Records about charts and figures:
☆ ☆ ☆ ☆

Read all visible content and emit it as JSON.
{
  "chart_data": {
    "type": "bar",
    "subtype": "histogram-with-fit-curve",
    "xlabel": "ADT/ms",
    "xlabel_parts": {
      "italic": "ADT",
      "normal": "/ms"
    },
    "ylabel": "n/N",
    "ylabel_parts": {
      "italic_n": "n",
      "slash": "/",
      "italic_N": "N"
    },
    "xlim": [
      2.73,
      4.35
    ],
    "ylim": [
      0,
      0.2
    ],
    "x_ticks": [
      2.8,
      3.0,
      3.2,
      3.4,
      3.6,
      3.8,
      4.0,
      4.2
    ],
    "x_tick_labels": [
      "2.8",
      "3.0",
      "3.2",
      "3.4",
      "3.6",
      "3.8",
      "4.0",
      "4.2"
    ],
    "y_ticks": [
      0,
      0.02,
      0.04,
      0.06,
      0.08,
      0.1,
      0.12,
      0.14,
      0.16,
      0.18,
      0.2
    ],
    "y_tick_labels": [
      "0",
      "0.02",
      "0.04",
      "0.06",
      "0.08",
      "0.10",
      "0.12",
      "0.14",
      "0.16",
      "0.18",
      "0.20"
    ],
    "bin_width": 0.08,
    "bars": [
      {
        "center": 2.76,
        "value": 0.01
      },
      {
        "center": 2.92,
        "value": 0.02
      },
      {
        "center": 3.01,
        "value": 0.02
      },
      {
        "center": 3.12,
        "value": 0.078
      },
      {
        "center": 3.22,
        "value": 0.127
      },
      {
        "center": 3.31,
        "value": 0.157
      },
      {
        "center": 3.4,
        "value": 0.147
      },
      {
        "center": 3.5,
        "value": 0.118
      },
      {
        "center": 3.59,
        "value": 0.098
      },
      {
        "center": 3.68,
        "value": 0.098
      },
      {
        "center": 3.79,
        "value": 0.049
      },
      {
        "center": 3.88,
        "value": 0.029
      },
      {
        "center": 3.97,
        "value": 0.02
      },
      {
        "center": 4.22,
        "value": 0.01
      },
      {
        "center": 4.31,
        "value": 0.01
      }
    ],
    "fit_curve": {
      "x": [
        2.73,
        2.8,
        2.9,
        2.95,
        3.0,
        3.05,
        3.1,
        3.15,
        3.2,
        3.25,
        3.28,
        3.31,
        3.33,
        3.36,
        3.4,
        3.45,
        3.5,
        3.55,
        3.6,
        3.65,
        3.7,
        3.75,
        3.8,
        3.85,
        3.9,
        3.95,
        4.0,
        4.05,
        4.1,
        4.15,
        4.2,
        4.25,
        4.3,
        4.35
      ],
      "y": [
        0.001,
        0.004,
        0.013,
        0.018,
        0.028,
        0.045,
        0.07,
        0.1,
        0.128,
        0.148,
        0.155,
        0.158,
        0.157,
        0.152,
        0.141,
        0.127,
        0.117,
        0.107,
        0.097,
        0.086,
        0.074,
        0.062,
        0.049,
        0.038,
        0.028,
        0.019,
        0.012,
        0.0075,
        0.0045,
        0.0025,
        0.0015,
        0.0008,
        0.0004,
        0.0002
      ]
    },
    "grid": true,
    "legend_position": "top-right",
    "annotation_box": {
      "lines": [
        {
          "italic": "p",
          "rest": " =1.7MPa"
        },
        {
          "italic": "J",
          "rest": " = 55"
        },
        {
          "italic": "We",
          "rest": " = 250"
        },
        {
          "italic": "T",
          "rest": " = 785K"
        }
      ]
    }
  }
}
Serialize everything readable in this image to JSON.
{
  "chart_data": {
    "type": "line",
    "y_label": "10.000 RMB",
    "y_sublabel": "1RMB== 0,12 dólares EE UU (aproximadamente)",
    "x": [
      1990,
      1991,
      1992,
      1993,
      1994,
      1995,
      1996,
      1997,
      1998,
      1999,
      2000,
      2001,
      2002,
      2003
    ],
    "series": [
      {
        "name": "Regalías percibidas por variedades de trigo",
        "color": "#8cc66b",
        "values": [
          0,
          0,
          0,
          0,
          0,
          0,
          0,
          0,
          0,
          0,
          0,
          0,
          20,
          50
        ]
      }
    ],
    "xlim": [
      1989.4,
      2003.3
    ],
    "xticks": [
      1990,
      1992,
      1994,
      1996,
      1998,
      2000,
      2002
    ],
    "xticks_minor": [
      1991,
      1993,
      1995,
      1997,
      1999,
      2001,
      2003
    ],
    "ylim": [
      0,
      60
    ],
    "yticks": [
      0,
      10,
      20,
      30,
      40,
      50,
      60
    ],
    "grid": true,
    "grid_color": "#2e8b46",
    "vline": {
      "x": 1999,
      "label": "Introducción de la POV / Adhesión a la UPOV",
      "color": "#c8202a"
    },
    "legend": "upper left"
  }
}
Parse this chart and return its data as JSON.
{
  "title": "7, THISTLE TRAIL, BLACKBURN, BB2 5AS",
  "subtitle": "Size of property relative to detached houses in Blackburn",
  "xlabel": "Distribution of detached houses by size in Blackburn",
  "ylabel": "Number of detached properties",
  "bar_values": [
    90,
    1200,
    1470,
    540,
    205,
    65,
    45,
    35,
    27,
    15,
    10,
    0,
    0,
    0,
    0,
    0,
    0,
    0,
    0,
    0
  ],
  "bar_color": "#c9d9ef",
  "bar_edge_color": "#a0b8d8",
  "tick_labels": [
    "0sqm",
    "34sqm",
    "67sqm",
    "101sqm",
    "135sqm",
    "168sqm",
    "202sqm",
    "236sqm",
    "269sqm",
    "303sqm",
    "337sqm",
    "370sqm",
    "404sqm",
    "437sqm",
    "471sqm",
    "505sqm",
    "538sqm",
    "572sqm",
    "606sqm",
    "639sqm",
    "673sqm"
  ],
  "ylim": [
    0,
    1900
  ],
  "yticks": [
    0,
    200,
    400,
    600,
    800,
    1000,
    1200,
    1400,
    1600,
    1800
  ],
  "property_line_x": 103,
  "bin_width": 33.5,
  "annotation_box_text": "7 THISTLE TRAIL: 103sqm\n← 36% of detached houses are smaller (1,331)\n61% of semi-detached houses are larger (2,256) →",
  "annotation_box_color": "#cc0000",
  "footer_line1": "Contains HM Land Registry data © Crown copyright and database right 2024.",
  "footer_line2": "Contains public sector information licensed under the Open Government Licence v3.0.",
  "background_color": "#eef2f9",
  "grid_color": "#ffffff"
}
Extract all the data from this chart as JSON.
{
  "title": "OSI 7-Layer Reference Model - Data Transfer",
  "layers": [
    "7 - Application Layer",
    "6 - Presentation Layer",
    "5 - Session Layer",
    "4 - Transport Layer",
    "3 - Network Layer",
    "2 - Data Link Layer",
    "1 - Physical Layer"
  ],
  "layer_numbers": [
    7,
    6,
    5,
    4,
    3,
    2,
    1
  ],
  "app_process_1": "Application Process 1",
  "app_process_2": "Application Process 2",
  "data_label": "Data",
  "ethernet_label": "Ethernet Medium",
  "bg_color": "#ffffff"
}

☆ ☆ ☆ ☆

* _TASK DESCRIPTION_: Repeat the listing exactly, from its first line to its last.

* _RESPONSE TO THIS EXERCISE_:
Read all visible content and emit it as JSON.
{
  "chart_data": {
    "type": "bar",
    "subtype": "histogram-with-fit-curve",
    "xlabel": "ADT/ms",
    "xlabel_parts": {
      "italic": "ADT",
      "normal": "/ms"
    },
    "ylabel": "n/N",
    "ylabel_parts": {
      "italic_n": "n",
      "slash": "/",
      "italic_N": "N"
    },
    "xlim": [
      2.73,
      4.35
    ],
    "ylim": [
      0,
      0.2
    ],
    "x_ticks": [
      2.8,
      3.0,
      3.2,
      3.4,
      3.6,
      3.8,
      4.0,
      4.2
    ],
    "x_tick_labels": [
      "2.8",
      "3.0",
      "3.2",
      "3.4",
      "3.6",
      "3.8",
      "4.0",
      "4.2"
    ],
    "y_ticks": [
      0,
      0.02,
      0.04,
      0.06,
      0.08,
      0.1,
      0.12,
      0.14,
      0.16,
      0.18,
      0.2
    ],
    "y_tick_labels": [
      "0",
      "0.02",
      "0.04",
      "0.06",
      "0.08",
      "0.10",
      "0.12",
      "0.14",
      "0.16",
      "0.18",
      "0.20"
    ],
    "bin_width": 0.08,
    "bars": [
      {
        "center": 2.76,
        "value": 0.01
      },
      {
        "center": 2.92,
        "value": 0.02
      },
      {
        "center": 3.01,
        "value": 0.02
      },
      {
        "center": 3.12,
        "value": 0.078
      },
      {
        "center": 3.22,
        "value": 0.127
      },
      {
        "center": 3.31,
        "value": 0.157
      },
      {
        "center": 3.4,
        "value": 0.147
      },
      {
        "center": 3.5,
        "value": 0.118
      },
      {
        "center": 3.59,
        "value": 0.098
      },
      {
        "center": 3.68,
        "value": 0.098
      },
      {
        "center": 3.79,
        "value": 0.049
      },
      {
        "center": 3.88,
        "value": 0.029
      },
      {
        "center": 3.97,
        "value": 0.02
      },
      {
        "center": 4.22,
        "value": 0.01
      },
      {
        "center": 4.31,
        "value": 0.01
      }
    ],
    "fit_curve": {
      "x": [
        2.73,
        2.8,
        2.9,
        2.95,
        3.0,
        3.05,
        3.1,
        3.15,
        3.2,
        3.25,
        3.28,
        3.31,
        3.33,
        3.36,
        3.4,
        3.45,
        3.5,
        3.55,
        3.6,
        3.65,
        3.7,
        3.75,
        3.8,
        3.85,
        3.9,
        3.95,
        4.0,
        4.05,
        4.1,
        4.15,
        4.2,
        4.25,
        4.3,
        4.35
      ],
      "y": [
        0.001,
        0.004,
        0.013,
        0.018,
        0.028,
        0.045,
        0.07,
        0.1,
        0.128,
        0.148,
        0.155,
        0.158,
        0.157,
        0.152,
        0.141,
        0.127,
        0.117,
        0.107,
        0.097,
        0.086,
        0.074,
        0.062,
        0.049,
        0.038,
        0.028,
        0.019,
        0.012,
        0.0075,
        0.0045,
        0.0025,
        0.0015,
        0.0008,
        0.0004,
        0.0002
      ]
    },
    "grid": true,
    "legend_position": "top-right",
    "annotation_box": {
      "lines": [
        {
          "italic": "p",
          "rest": " =1.7MPa"
        },
        {
          "italic": "J",
          "rest": " = 55"
        },
        {
          "italic": "We",
          "rest": " = 250"
        },
        {
          "italic": "T",
          "rest": " = 785K"
        }
      ]
    }
  }
}
Serialize everything readable in this image to JSON.
{
  "chart_data": {
    "type": "line",
    "y_label": "10.000 RMB",
    "y_sublabel": "1RMB== 0,12 dólares EE UU (aproximadamente)",
    "x": [
      1990,
      1991,
      1992,
      1993,
      1994,
      1995,
      1996,
      1997,
      1998,
      1999,
      2000,
      2001,
      2002,
      2003
    ],
    "series": [
      {
        "name": "Regalías percibidas por variedades de trigo",
        "color": "#8cc66b",
        "values": [
          0,
          0,
          0,
          0,
          0,
          0,
          0,
          0,
          0,
          0,
          0,
          0,
          20,
          50
        ]
      }
    ],
    "xlim": [
      1989.4,
      2003.3
    ],
    "xticks": [
      1990,
      1992,
      1994,
      1996,
      1998,
      2000,
      2002
    ],
    "xticks_minor": [
      1991,
      1993,
      1995,
      1997,
      1999,
      2001,
      2003
    ],
    "ylim": [
      0,
      60
    ],
    "yticks": [
      0,
      10,
      20,
      30,
      40,
      50,
      60
    ],
    "grid": true,
    "grid_color": "#2e8b46",
    "vline": {
      "x": 1999,
      "label": "Introducción de la POV / Adhesión a la UPOV",
      "color": "#c8202a"
    },
    "legend": "upper left"
  }
}
Parse this chart and return its data as JSON.
{
  "title": "7, THISTLE TRAIL, BLACKBURN, BB2 5AS",
  "subtitle": "Size of property relative to detached houses in Blackburn",
  "xlabel": "Distribution of detached houses by size in Blackburn",
  "ylabel": "Number of detached properties",
  "bar_values": [
    90,
    1200,
    1470,
    540,
    205,
    65,
    45,
    35,
    27,
    15,
    10,
    0,
    0,
    0,
    0,
    0,
    0,
    0,
    0,
    0
  ],
  "bar_color": "#c9d9ef",
  "bar_edge_color": "#a0b8d8",
  "tick_labels": [
    "0sqm",
    "34sqm",
    "67sqm",
    "101sqm",
    "135sqm",
    "168sqm",
    "202sqm",
    "236sqm",
    "269sqm",
    "303sqm",
    "337sqm",
    "370sqm",
    "404sqm",
    "437sqm",
    "471sqm",
    "505sqm",
    "538sqm",
    "572sqm",
    "606sqm",
    "639sqm",
    "673sqm"
  ],
  "ylim": [
    0,
    1900
  ],
  "yticks": [
    0,
    200,
    400,
    600,
    800,
    1000,
    1200,
    1400,
    1600,
    1800
  ],
  "property_line_x": 103,
  "bin_width": 33.5,
  "annotation_box_text": "7 THISTLE TRAIL: 103sqm\n← 36% of detached houses are smaller (1,331)\n61% of semi-detached houses are larger (2,256) →",
  "annotation_box_color": "#cc0000",
  "footer_line1": "Contains HM Land Registry data © Crown copyright and database right 2024.",
  "footer_line2": "Contains public sector information licensed under the Open Government Licence v3.0.",
  "background_color": "#eef2f9",
  "grid_color": "#ffffff"
}
Extract all the data from this chart as JSON.
{
  "title": "OSI 7-Layer Reference Model - Data Transfer",
  "layers": [
    "7 - Application Layer",
    "6 - Presentation Layer",
    "5 - Session Layer",
    "4 - Transport Layer",
    "3 - Network Layer",
    "2 - Data Link Layer",
    "1 - Physical Layer"
  ],
  "layer_numbers": [
    7,
    6,
    5,
    4,
    3,
    2,
    1
  ],
  "app_process_1": "Application Process 1",
  "app_process_2": "Application Process 2",
  "data_label": "Data",
  "ethernet_label": "Ethernet Medium",
  "bg_color": "#ffffff"
}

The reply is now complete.